— start of TASK MATERIAL —

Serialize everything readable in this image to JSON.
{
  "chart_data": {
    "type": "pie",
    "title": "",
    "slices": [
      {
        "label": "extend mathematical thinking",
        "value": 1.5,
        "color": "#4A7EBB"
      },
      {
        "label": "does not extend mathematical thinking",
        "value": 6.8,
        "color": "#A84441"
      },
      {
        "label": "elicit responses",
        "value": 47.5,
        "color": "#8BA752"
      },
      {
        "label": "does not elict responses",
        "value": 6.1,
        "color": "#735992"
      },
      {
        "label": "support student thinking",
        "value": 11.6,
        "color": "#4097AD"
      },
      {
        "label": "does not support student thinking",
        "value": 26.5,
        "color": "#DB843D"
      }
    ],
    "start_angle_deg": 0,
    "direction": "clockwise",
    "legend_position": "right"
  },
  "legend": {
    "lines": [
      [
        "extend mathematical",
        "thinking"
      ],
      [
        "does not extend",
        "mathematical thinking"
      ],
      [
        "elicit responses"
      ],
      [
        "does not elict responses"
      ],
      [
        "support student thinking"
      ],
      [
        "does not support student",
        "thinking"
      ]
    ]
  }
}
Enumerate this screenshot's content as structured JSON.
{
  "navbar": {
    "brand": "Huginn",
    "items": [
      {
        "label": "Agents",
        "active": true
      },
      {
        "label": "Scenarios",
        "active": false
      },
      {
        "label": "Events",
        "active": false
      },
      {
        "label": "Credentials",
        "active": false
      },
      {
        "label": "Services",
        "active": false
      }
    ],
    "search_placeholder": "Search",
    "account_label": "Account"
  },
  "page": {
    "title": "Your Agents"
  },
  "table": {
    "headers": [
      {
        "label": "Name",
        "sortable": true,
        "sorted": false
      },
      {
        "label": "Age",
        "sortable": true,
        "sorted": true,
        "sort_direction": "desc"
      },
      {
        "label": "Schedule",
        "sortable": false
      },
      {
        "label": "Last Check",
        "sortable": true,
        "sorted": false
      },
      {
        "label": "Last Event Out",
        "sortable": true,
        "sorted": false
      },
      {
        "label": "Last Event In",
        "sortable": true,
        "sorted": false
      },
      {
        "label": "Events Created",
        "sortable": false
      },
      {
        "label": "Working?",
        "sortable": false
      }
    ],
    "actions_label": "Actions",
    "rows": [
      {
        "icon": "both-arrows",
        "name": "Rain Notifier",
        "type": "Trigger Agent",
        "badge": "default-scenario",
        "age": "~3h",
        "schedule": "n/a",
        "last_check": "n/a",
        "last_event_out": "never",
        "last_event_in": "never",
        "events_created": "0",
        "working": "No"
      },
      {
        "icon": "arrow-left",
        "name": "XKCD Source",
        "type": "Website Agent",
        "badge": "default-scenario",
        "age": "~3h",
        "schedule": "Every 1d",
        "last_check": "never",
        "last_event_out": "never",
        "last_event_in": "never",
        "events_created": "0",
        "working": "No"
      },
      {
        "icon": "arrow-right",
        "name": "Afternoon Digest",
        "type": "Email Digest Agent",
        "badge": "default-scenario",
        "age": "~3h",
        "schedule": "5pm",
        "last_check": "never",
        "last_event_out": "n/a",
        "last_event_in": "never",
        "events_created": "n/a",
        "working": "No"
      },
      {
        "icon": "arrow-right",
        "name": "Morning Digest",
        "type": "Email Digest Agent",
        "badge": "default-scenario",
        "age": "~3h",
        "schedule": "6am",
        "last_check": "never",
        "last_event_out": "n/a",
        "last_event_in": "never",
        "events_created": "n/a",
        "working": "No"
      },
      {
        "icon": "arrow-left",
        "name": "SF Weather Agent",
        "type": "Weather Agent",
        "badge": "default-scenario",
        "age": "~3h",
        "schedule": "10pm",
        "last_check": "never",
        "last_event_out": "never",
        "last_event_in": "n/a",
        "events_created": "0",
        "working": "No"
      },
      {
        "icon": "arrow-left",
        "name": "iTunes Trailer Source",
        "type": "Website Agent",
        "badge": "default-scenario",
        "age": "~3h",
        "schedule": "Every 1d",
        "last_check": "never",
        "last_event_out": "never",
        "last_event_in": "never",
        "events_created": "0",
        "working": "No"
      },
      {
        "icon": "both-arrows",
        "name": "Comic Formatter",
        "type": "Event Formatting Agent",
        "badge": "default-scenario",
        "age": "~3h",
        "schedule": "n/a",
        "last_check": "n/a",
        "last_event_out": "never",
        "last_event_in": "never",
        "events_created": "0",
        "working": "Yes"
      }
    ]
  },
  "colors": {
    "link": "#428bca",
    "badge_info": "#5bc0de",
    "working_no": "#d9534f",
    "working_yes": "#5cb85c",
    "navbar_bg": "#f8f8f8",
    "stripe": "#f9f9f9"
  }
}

— end of TASK MATERIAL —

**WHAT IS BEING ASKED**
From the records above, pull out every line containing the word "responses".

**COMPLETE RESPONSE**
        "label": "elicit responses",
        "label": "does not elict responses",
        "elicit responses"
        "does not elict responses"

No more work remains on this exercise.